### WORK TO DO
Collect all lines from the listing that include the string "title".

### MATERIAL FOR THIS EXERCISE
┏━━

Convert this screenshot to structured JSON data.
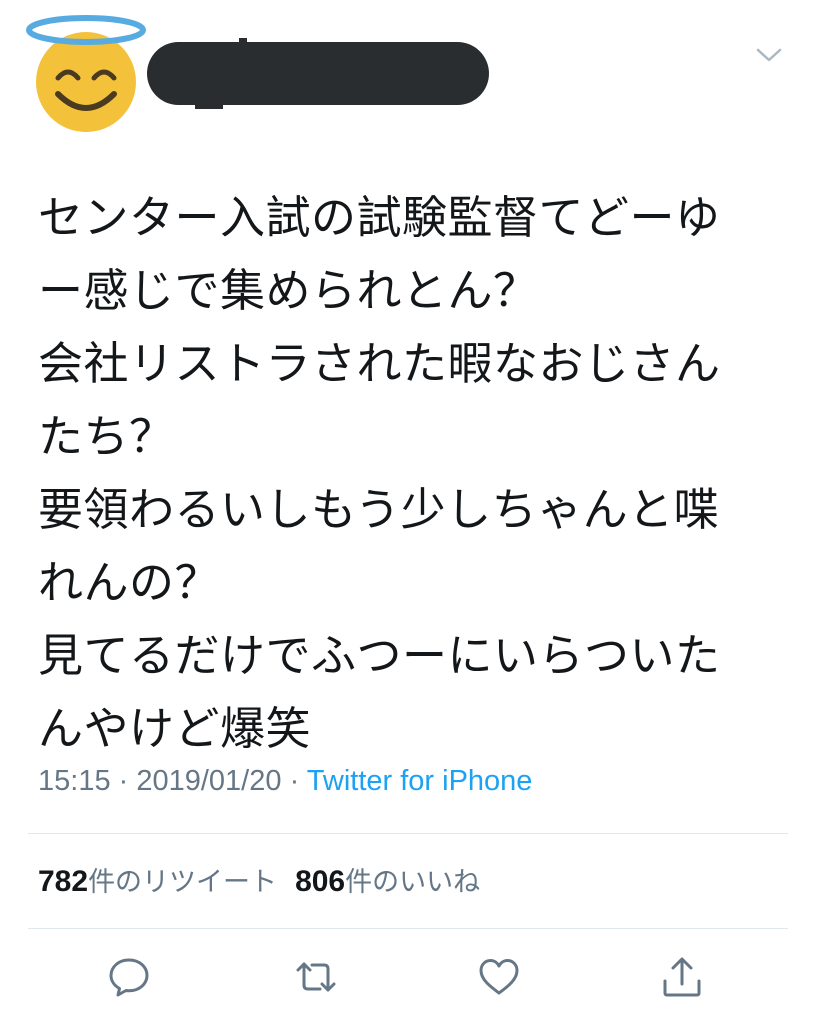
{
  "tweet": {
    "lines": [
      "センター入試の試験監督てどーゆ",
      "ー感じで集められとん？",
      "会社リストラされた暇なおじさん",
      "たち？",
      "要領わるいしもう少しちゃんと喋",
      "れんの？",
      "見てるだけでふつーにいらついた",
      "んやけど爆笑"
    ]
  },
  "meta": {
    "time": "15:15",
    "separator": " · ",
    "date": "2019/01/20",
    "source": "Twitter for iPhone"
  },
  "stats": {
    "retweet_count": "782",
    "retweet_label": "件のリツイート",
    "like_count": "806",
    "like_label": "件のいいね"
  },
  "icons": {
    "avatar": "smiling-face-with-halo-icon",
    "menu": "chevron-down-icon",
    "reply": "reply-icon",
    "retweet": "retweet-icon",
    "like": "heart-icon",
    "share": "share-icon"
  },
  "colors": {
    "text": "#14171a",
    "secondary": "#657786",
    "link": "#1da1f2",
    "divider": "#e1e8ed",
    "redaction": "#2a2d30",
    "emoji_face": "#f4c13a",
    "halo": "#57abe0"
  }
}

┗━━
┏━━

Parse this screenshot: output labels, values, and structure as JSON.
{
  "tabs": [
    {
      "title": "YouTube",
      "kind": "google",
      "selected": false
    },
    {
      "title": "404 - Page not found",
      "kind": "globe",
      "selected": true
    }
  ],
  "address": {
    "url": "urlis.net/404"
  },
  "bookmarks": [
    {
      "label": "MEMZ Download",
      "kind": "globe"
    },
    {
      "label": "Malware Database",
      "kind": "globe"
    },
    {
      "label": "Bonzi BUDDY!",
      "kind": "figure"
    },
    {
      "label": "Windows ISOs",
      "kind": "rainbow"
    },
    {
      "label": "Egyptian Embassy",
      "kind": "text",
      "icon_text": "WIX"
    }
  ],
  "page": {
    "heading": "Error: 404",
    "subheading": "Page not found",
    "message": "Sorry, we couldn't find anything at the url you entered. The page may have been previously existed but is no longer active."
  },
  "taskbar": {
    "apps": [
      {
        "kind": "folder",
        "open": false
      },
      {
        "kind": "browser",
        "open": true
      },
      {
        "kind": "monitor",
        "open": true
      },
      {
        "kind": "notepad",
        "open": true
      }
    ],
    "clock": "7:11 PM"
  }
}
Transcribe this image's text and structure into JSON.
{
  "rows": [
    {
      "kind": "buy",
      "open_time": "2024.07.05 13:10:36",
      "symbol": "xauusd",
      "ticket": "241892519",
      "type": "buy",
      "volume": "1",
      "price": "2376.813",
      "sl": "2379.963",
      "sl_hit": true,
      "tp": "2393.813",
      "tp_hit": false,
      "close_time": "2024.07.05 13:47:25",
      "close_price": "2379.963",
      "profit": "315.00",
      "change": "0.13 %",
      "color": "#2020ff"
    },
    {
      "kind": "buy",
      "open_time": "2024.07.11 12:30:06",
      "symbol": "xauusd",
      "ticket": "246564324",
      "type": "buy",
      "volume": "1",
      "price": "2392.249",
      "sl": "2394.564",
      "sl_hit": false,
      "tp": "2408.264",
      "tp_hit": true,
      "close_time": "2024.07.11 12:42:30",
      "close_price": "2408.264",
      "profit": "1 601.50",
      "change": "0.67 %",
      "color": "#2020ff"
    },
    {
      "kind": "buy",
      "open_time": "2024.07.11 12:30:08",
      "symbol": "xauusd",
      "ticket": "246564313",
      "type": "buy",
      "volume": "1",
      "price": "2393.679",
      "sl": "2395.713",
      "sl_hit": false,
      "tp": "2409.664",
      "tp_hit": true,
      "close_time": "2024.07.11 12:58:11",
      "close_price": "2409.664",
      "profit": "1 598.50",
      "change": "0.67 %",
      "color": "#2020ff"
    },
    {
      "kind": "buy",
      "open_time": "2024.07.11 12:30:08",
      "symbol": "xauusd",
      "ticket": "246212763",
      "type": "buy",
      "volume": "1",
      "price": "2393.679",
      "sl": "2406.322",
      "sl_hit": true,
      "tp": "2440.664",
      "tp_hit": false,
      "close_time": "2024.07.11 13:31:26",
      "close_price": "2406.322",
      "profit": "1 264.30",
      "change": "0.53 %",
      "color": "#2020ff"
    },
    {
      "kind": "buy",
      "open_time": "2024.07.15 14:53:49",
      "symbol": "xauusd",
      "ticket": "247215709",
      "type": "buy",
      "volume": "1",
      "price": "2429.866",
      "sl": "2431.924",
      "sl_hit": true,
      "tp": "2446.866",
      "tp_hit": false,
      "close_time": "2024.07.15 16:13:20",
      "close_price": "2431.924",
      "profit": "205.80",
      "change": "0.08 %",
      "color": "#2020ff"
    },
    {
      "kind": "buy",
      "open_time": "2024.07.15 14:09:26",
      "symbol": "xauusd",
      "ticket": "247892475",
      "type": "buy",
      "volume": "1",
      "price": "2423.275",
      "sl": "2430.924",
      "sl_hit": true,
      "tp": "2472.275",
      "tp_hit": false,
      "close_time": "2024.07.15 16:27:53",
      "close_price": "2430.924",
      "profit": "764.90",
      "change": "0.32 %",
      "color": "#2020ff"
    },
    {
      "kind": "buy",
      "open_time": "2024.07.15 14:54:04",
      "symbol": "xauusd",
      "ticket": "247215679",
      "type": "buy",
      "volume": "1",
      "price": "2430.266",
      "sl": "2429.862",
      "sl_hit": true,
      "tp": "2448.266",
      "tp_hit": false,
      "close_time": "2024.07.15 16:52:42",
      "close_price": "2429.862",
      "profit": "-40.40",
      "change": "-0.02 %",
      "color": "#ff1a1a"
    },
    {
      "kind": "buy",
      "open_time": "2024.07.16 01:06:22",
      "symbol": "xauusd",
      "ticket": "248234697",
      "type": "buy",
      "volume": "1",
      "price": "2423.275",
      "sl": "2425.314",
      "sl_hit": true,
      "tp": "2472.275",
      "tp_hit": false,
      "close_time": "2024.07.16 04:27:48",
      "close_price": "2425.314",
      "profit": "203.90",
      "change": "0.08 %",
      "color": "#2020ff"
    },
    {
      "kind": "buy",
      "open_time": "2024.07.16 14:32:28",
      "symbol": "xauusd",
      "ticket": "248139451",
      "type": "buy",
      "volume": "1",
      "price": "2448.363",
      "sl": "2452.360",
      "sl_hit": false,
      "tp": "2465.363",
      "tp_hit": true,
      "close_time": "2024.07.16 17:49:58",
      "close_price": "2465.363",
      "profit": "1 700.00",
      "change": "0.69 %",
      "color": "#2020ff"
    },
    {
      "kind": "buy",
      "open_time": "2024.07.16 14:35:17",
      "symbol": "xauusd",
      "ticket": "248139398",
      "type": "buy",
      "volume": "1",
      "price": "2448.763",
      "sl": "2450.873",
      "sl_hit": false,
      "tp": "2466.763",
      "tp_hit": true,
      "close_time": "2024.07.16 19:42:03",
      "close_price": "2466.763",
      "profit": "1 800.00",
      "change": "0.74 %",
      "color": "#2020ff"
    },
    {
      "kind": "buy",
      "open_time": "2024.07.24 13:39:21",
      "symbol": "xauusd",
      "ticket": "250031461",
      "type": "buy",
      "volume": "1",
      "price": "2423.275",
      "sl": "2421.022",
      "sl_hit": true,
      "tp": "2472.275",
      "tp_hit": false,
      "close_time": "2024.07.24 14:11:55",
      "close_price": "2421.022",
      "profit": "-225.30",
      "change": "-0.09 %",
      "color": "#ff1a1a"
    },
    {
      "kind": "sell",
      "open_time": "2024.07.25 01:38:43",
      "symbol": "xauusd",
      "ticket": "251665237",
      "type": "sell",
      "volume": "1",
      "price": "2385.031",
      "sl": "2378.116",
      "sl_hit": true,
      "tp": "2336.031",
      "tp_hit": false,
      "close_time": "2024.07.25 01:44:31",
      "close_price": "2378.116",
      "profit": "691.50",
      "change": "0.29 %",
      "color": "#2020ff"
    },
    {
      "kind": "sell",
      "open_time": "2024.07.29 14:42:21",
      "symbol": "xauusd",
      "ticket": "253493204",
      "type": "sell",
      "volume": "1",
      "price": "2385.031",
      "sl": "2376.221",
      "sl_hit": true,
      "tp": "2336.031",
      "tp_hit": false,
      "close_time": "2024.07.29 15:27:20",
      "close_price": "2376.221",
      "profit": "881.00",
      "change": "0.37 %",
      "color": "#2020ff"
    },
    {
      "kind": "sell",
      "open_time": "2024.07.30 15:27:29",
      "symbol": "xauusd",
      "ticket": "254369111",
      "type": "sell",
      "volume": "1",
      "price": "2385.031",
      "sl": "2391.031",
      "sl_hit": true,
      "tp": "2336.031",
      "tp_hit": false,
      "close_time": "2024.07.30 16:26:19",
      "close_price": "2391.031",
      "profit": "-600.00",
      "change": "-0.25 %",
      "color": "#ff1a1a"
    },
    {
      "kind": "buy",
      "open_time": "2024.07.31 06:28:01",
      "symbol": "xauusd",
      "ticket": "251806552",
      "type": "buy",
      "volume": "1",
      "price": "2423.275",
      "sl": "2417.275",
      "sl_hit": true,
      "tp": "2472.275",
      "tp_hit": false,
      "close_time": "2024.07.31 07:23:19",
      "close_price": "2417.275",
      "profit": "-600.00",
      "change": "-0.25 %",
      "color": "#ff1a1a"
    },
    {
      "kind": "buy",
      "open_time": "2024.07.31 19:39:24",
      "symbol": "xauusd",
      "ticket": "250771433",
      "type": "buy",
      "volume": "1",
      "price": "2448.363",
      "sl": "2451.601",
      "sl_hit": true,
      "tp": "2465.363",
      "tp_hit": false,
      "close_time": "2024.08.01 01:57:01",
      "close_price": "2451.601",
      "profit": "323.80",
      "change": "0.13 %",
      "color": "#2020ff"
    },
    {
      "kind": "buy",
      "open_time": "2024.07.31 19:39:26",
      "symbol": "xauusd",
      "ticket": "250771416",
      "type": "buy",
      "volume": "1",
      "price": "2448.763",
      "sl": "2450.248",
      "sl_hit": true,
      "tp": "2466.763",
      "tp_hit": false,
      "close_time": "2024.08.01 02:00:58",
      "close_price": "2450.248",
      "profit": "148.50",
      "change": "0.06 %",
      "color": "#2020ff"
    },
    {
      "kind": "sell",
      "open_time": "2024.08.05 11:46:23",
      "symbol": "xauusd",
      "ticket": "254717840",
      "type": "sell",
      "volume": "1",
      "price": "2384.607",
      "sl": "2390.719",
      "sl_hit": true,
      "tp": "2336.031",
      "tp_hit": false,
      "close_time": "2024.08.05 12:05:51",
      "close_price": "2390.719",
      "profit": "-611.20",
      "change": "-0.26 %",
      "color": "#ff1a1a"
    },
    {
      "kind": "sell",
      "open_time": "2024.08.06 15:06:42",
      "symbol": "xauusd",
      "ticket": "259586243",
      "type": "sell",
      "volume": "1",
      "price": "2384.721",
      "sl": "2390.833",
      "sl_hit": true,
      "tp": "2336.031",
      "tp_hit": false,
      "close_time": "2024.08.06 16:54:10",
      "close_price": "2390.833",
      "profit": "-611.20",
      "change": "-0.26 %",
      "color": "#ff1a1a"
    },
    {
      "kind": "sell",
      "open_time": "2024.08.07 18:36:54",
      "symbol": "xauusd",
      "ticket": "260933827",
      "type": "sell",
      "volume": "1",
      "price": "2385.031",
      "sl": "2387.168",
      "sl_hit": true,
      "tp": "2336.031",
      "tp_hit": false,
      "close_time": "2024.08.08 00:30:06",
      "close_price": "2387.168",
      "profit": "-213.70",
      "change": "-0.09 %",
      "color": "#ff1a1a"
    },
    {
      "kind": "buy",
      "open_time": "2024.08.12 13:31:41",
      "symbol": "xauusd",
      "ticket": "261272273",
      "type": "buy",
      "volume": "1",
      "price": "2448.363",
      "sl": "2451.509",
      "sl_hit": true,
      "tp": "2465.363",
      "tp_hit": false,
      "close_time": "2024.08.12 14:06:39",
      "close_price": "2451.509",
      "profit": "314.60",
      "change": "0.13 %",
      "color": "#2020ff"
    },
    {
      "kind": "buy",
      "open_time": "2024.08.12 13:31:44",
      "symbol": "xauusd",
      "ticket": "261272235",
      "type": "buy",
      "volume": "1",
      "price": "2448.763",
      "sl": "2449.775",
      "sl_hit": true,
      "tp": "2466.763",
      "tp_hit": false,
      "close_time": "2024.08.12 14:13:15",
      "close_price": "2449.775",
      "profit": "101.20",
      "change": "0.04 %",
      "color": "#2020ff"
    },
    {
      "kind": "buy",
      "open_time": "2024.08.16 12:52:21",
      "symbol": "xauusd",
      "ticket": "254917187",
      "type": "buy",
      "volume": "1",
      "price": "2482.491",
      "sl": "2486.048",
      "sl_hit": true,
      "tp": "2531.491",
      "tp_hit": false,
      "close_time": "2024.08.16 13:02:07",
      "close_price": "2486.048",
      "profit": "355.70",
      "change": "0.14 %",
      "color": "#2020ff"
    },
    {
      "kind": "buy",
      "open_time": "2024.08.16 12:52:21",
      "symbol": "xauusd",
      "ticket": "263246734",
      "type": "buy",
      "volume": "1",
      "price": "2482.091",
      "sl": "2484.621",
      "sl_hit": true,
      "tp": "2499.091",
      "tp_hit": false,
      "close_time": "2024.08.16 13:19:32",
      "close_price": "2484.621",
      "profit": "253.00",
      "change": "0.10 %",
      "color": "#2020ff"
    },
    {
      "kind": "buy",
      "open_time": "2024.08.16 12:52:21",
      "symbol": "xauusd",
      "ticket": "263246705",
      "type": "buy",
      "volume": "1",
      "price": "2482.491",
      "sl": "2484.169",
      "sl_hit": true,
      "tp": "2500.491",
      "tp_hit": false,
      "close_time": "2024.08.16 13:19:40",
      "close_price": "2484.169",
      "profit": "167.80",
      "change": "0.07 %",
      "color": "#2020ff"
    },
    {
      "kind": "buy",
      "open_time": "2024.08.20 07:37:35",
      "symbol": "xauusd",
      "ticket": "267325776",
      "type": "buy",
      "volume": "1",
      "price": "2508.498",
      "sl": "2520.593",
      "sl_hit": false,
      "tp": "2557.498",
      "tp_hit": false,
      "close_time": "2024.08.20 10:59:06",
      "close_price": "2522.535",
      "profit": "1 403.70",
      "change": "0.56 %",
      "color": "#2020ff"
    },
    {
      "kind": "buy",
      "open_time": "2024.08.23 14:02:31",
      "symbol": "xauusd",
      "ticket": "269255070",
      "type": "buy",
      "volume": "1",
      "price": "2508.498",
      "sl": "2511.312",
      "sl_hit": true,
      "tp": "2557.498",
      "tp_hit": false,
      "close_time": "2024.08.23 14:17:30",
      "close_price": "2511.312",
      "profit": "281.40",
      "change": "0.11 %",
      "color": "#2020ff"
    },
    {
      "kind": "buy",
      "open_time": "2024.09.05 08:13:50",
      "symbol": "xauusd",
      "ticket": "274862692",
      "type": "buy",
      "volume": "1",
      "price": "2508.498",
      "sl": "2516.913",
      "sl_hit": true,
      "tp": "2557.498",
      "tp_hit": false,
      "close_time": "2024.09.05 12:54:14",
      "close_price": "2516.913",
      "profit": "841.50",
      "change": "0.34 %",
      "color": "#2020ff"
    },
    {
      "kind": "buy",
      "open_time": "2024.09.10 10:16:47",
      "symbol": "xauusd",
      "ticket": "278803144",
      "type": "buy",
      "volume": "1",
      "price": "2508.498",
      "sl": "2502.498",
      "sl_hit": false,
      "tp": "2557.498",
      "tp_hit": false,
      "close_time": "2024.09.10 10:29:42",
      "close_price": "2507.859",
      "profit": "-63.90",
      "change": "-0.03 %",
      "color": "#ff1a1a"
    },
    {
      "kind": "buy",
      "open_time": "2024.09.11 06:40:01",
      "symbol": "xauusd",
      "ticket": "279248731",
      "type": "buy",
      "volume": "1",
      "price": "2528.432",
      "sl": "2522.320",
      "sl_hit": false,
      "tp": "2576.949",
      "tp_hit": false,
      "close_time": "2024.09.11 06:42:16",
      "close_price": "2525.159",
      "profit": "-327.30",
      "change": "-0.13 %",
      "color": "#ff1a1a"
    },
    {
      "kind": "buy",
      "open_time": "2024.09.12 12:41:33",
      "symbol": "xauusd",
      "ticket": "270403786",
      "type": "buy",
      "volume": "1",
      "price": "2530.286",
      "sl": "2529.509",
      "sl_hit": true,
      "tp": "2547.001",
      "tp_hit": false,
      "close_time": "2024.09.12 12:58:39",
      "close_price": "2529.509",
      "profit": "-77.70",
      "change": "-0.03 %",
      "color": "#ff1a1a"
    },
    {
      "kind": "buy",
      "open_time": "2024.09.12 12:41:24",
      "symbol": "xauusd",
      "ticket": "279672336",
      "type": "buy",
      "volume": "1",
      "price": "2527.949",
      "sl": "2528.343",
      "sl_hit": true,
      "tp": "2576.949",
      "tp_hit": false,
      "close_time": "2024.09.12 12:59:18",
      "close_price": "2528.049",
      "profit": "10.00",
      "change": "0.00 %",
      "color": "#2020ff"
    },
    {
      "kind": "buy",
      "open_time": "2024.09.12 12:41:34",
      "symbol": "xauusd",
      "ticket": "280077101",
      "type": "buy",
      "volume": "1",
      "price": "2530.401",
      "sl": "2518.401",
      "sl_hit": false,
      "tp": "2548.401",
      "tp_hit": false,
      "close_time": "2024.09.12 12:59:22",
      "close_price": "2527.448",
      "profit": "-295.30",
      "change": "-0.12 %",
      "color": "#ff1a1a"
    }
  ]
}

┗━━
┏━━

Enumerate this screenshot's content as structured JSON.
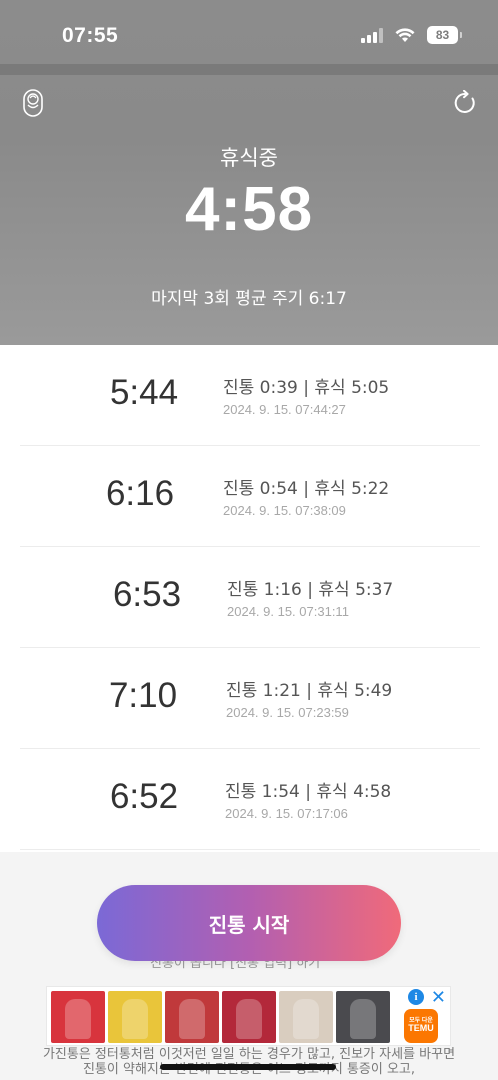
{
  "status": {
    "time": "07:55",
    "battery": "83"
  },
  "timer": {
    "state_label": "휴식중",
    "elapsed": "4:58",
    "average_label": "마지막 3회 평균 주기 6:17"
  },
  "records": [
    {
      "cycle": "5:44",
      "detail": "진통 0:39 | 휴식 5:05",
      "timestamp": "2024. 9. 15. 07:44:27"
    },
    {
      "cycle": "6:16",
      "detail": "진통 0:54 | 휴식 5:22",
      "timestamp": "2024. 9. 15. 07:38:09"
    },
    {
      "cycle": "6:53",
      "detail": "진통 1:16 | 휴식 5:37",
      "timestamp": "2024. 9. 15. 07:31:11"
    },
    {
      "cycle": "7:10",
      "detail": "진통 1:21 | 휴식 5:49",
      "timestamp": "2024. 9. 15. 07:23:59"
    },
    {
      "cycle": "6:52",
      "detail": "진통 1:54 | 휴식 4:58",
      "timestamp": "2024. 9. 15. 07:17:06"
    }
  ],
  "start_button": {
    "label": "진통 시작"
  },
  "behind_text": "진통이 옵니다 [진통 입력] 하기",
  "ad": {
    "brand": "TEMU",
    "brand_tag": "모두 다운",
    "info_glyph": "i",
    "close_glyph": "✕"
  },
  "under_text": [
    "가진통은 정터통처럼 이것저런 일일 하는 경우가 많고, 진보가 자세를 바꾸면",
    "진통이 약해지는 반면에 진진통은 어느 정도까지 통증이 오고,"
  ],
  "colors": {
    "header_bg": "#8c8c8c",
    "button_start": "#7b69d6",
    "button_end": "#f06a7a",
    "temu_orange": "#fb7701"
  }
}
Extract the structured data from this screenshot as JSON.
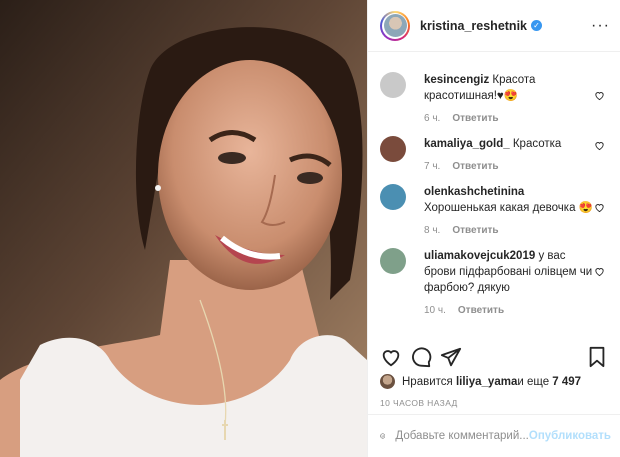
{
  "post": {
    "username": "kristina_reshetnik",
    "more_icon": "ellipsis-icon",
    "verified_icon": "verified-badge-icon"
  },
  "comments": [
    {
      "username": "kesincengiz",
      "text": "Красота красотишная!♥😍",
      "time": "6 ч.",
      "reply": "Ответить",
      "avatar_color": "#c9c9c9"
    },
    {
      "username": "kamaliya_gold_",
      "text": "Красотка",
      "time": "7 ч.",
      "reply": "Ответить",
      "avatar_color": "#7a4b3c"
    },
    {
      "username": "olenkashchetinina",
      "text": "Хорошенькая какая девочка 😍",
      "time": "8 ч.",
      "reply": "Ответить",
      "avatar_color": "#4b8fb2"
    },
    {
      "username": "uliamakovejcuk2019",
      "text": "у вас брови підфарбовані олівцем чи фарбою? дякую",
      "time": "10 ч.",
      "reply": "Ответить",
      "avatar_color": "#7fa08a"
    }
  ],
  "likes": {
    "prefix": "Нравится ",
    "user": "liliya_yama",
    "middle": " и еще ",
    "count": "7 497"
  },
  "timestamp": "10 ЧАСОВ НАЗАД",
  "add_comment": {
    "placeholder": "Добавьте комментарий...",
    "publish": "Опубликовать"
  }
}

┗━━

### REPLY TO THE EXERCISE
      "title": "YouTube",
      "title": "404 - Page not found",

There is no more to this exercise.